=== What the exercise asks ===
Please write out the lines of the records below as a numbered list, skipping any blank lines. Leave the pictures out of your answer.
◇ ◇ ◇
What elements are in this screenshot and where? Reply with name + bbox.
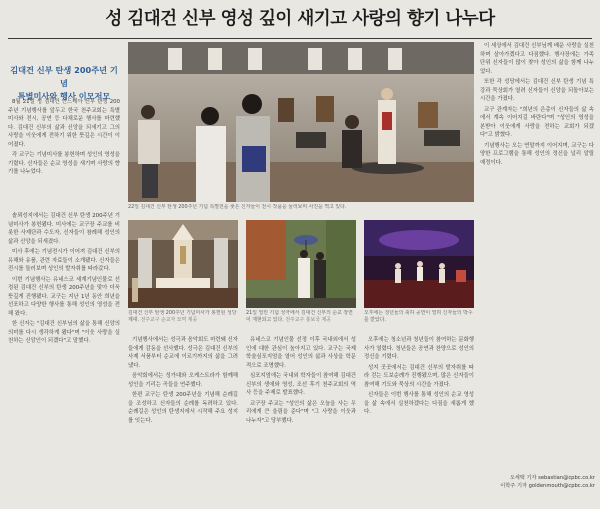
article-paragraph: 기념행사는 오는 연말까지 이어지며, 교구는 다양한 프로그램을 통해 성인의 정신을 널리 알릴 예정이다. bbox=[480, 142, 594, 166]
photo-altar-caption bbox=[128, 310, 238, 332]
photo-play bbox=[246, 220, 356, 308]
photo-play-caption bbox=[246, 310, 356, 332]
subhead-line-1: 김대건 신부 탄생 200주년 기념 bbox=[10, 65, 118, 88]
byline-reporter-2: 이학주 기자 goldenmouth@cpbc.co.kr bbox=[500, 483, 595, 489]
photo-concert bbox=[364, 220, 474, 308]
byline-reporter-1: 오세택 기자 sebastian@cpbc.co.kr bbox=[509, 475, 595, 481]
caption-text: 21일 열린 기념 성극에서 김대건 신부의 순교 장면이 재현되고 있다. bbox=[246, 310, 353, 323]
headline: 성 김대건 신부 영성 깊이 새기고 사랑의 향기 나누다 bbox=[105, 9, 495, 29]
lead-paragraph: 각 교구는 기념미사를 봉헌하며 성인의 영성을 기렸다. 신자들은 순교 영성을 새기며 사랑의 향기를 나누었다. bbox=[8, 152, 120, 175]
article-paragraph: 솔뫼성지에서는 김대건 신부 탄생 200주년 기념미사가 봉헌됐다. 미사에는 교구장 주교를 비롯한 사제단과 수도자, 신자들이 참례해 성인의 삶과 신앙을 되새겼다. bbox=[8, 213, 120, 245]
article-paragraph: 미사 후에는 기념전시가 이어져 김대건 신부의 유해와 유품, 관련 자료들이 소개됐다. 신자들은 전시를 둘러보며 성인의 발자취를 따라갔다. bbox=[8, 249, 120, 272]
mid-column-3 bbox=[364, 336, 474, 506]
article-paragraph: 오후에는 청소년과 청년들이 참여하는 문화행사가 열렸다. 청년들은 공연과 찬양으로 성인의 정신을 기렸다. bbox=[364, 337, 474, 360]
article-paragraph: 이번 기념행사는 유네스코 세계기념인물로 선정된 김대건 신부의 탄생 200주년을 맞아 더욱 뜻깊게 진행됐다. 교구는 지난 1년 동안 희년을 선포하고 다양한 행사를 통해 성인의 영성을 전해 왔다. bbox=[8, 276, 120, 317]
main-photo-caption: 22일 김대건 신부 탄생 200주년 기념 특별전을 찾은 신자들이 전시 작품을 둘러보며 사진을 찍고 있다. bbox=[128, 204, 347, 210]
article-paragraph: 성지 곳곳에서는 김대건 신부의 발자취를 따라 걷는 도보순례가 진행됐으며, 많은 신자들이 참여해 기도와 묵상의 시간을 가졌다. bbox=[364, 364, 474, 388]
right-column bbox=[480, 42, 594, 472]
article-paragraph: 또한 각 성당에서는 김대건 신부 탄생 기념 특강과 묵상회가 열려 신자들이 신앙을 되돌아보는 시간을 가졌다. bbox=[480, 79, 594, 102]
caption-text: 김대건 신부 탄생 200주년 기념미사가 봉헌된 성당 제대. bbox=[128, 310, 237, 323]
article-paragraph: 교구장 주교는 "성인의 삶은 오늘을 사는 우리에게 큰 울림을 준다"며 "그 사랑을 이웃과 나누자"고 당부했다. bbox=[246, 400, 356, 424]
subhead-line-2: 특별미사와 행사 이모저모 bbox=[17, 91, 111, 101]
caption-credit: 전주교구 홍보국 제공 bbox=[285, 317, 331, 323]
headline-rule bbox=[8, 38, 592, 39]
article-paragraph: 심포지엄에는 국내외 학자들이 참여해 김대건 신부의 생애와 영성, 조선 후기 천주교회의 역사 등을 주제로 발표했다. bbox=[246, 373, 356, 396]
byline bbox=[473, 474, 595, 490]
article-paragraph: 유네스코 기념인물 선정 이후 국내외에서 성인에 대한 관심이 높아지고 있다. 교구는 국제 학술심포지엄을 열어 성인의 삶과 사상을 학문적으로 조명했다. bbox=[246, 337, 356, 369]
article-paragraph: 교구 관계자는 "희년의 은총이 신자들의 삶 속에서 계속 이어지길 바란다"며 "성인의 영성을 본받아 이웃에게 사랑을 전하는 교회가 되겠다"고 밝혔다. bbox=[480, 106, 594, 138]
lead-column bbox=[8, 98, 120, 206]
photo-altar bbox=[128, 220, 238, 308]
article-paragraph: 기념행사에서는 성극과 음악회도 마련돼 신자들에게 감동을 선사했다. 성극은 김대건 신부의 사제 서품부터 순교에 이르기까지의 삶을 그려냈다. bbox=[128, 337, 238, 369]
lead-paragraph: 8월 21일 성 김대건 안드레아 신부 탄생 200주년 기념행사를 앞두고 한국 천주교회는 특별미사와 전시, 공연 등 다채로운 행사를 마련했다. 김대건 신부의 삶과 신앙을 되새기고 그의 사랑을 이웃에게 전하기 위한 뜻깊은 시간이 이어졌다. bbox=[8, 99, 120, 148]
caption-credit: 전주교구 순교자 묘역 제공 bbox=[140, 317, 198, 323]
article-paragraph: 이 세상에서 김대건 신부님께 배운 사랑을 실천하며 살아가겠다고 다짐했다. 행사장에는 가족 단위 신자들이 많이 찾아 성인의 삶을 함께 나누었다. bbox=[480, 43, 594, 75]
photo-concert-caption: 오후에는 청년들의 축하 공연이 열려 신자들의 박수를 받았다. bbox=[364, 310, 473, 323]
left-column bbox=[8, 212, 120, 506]
article-paragraph: 신자들은 이번 행사를 통해 성인의 순교 영성을 삶 속에서 실천하겠다는 다짐을 새롭게 했다. bbox=[364, 392, 474, 415]
article-paragraph: 한 신자는 "김대건 신부님의 삶을 통해 신앙의 의미를 다시 생각하게 됐다"며 "이웃 사랑을 실천하는 신앙인이 되겠다"고 말했다. bbox=[8, 321, 120, 344]
mid-column-2 bbox=[246, 336, 356, 506]
main-photo bbox=[128, 42, 474, 202]
article-paragraph: 음악회에서는 성가대와 오케스트라가 함께해 성인을 기리는 곡들을 연주했다. bbox=[128, 373, 238, 388]
mid-column-1 bbox=[128, 336, 238, 506]
article-paragraph: 한편 교구는 탄생 200주년을 기념해 순례길을 조성하고 신자들의 순례를 독려하고 있다. 순례길은 성인의 탄생지에서 시작해 주요 성지를 잇는다. bbox=[128, 392, 238, 424]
◇ ◇ ◇
=== Answer for this exercise ===
1. What elements are in this screenshot and where? Reply with name + bbox.
2. article-paragraph: 기념행사는 오는 연말까지 이어지며, 교구는 다양한 프로그램을 통해 성인의 정신을 널리 알릴 예정이다. bbox=[480, 142, 594, 166]
3. photo-altar-caption bbox=[128, 310, 238, 332]
4. photo-play bbox=[246, 220, 356, 308]
5. photo-play-caption bbox=[246, 310, 356, 332]
6. subhead-line-1: 김대건 신부 탄생 200주년 기념 bbox=[10, 65, 118, 88]
7. byline-reporter-2: 이학주 기자 goldenmouth@cpbc.co.kr bbox=[500, 483, 595, 489]
8. photo-concert bbox=[364, 220, 474, 308]
9. byline-reporter-1: 오세택 기자 sebastian@cpbc.co.kr bbox=[509, 475, 595, 481]
10. caption-text: 21일 열린 기념 성극에서 김대건 신부의 순교 장면이 재현되고 있다. bbox=[246, 310, 353, 323]
11. headline: 성 김대건 신부 영성 깊이 새기고 사랑의 향기 나누다 bbox=[105, 9, 495, 29]
12. lead-paragraph: 각 교구는 기념미사를 봉헌하며 성인의 영성을 기렸다. 신자들은 순교 영성을 새기며 사랑의 향기를 나누었다. bbox=[8, 152, 120, 175]
13. article-paragraph: 솔뫼성지에서는 김대건 신부 탄생 200주년 기념미사가 봉헌됐다. 미사에는 교구장 주교를 비롯한 사제단과 수도자, 신자들이 참례해 성인의 삶과 신앙을 되새겼다. bbox=[8, 213, 120, 245]
14. article-paragraph: 미사 후에는 기념전시가 이어져 김대건 신부의 유해와 유품, 관련 자료들이 소개됐다. 신자들은 전시를 둘러보며 성인의 발자취를 따라갔다. bbox=[8, 249, 120, 272]
15. mid-column-3 bbox=[364, 336, 474, 506]
16. article-paragraph: 오후에는 청소년과 청년들이 참여하는 문화행사가 열렸다. 청년들은 공연과 찬양으로 성인의 정신을 기렸다. bbox=[364, 337, 474, 360]
17. article-paragraph: 이번 기념행사는 유네스코 세계기념인물로 선정된 김대건 신부의 탄생 200주년을 맞아 더욱 뜻깊게 진행됐다. 교구는 지난 1년 동안 희년을 선포하고 다양한 행사를 통해 성인의 영성을 전해 왔다. bbox=[8, 276, 120, 317]
18. main-photo-caption: 22일 김대건 신부 탄생 200주년 기념 특별전을 찾은 신자들이 전시 작품을 둘러보며 사진을 찍고 있다. bbox=[128, 204, 347, 210]
19. article-paragraph: 성지 곳곳에서는 김대건 신부의 발자취를 따라 걷는 도보순례가 진행됐으며, 많은 신자들이 참여해 기도와 묵상의 시간을 가졌다. bbox=[364, 364, 474, 388]
20. right-column bbox=[480, 42, 594, 472]
21. article-paragraph: 또한 각 성당에서는 김대건 신부 탄생 기념 특강과 묵상회가 열려 신자들이 신앙을 되돌아보는 시간을 가졌다. bbox=[480, 79, 594, 102]
22. caption-text: 김대건 신부 탄생 200주년 기념미사가 봉헌된 성당 제대. bbox=[128, 310, 237, 323]
23. article-paragraph: 교구장 주교는 "성인의 삶은 오늘을 사는 우리에게 큰 울림을 준다"며 "그 사랑을 이웃과 나누자"고 당부했다. bbox=[246, 400, 356, 424]
24. subhead-line-2: 특별미사와 행사 이모저모 bbox=[17, 91, 111, 101]
25. caption-credit: 전주교구 홍보국 제공 bbox=[285, 317, 331, 323]
26. headline-rule bbox=[8, 38, 592, 39]
27. article-paragraph: 심포지엄에는 국내외 학자들이 참여해 김대건 신부의 생애와 영성, 조선 후기 천주교회의 역사 등을 주제로 발표했다. bbox=[246, 373, 356, 396]
28. byline bbox=[473, 474, 595, 490]
29. article-paragraph: 유네스코 기념인물 선정 이후 국내외에서 성인에 대한 관심이 높아지고 있다. 교구는 국제 학술심포지엄을 열어 성인의 삶과 사상을 학문적으로 조명했다. bbox=[246, 337, 356, 369]
30. article-paragraph: 교구 관계자는 "희년의 은총이 신자들의 삶 속에서 계속 이어지길 바란다"며 "성인의 영성을 본받아 이웃에게 사랑을 전하는 교회가 되겠다"고 밝혔다. bbox=[480, 106, 594, 138]
31. lead-column bbox=[8, 98, 120, 206]
32. photo-altar bbox=[128, 220, 238, 308]
33. article-paragraph: 기념행사에서는 성극과 음악회도 마련돼 신자들에게 감동을 선사했다. 성극은 김대건 신부의 사제 서품부터 순교에 이르기까지의 삶을 그려냈다. bbox=[128, 337, 238, 369]
34. lead-paragraph: 8월 21일 성 김대건 안드레아 신부 탄생 200주년 기념행사를 앞두고 한국 천주교회는 특별미사와 전시, 공연 등 다채로운 행사를 마련했다. 김대건 신부의 삶과 신앙을 되새기고 그의 사랑을 이웃에게 전하기 위한 뜻깊은 시간이 이어졌다. bbox=[8, 99, 120, 148]
35. caption-credit: 전주교구 순교자 묘역 제공 bbox=[140, 317, 198, 323]
36. article-paragraph: 이 세상에서 김대건 신부님께 배운 사랑을 실천하며 살아가겠다고 다짐했다. 행사장에는 가족 단위 신자들이 많이 찾아 성인의 삶을 함께 나누었다. bbox=[480, 43, 594, 75]
37. photo-concert-caption: 오후에는 청년들의 축하 공연이 열려 신자들의 박수를 받았다. bbox=[364, 310, 473, 323]
38. left-column bbox=[8, 212, 120, 506]
39. article-paragraph: 신자들은 이번 행사를 통해 성인의 순교 영성을 삶 속에서 실천하겠다는 다짐을 새롭게 했다. bbox=[364, 392, 474, 415]
40. article-paragraph: 한 신자는 "김대건 신부님의 삶을 통해 신앙의 의미를 다시 생각하게 됐다"며 "이웃 사랑을 실천하는 신앙인이 되겠다"고 말했다. bbox=[8, 321, 120, 344]
41. mid-column-2 bbox=[246, 336, 356, 506]
42. main-photo bbox=[128, 42, 474, 202]
43. article-paragraph: 음악회에서는 성가대와 오케스트라가 함께해 성인을 기리는 곡들을 연주했다. bbox=[128, 373, 238, 388]
44. mid-column-1 bbox=[128, 336, 238, 506]
45. article-paragraph: 한편 교구는 탄생 200주년을 기념해 순례길을 조성하고 신자들의 순례를 독려하고 있다. 순례길은 성인의 탄생지에서 시작해 주요 성지를 잇는다. bbox=[128, 392, 238, 424]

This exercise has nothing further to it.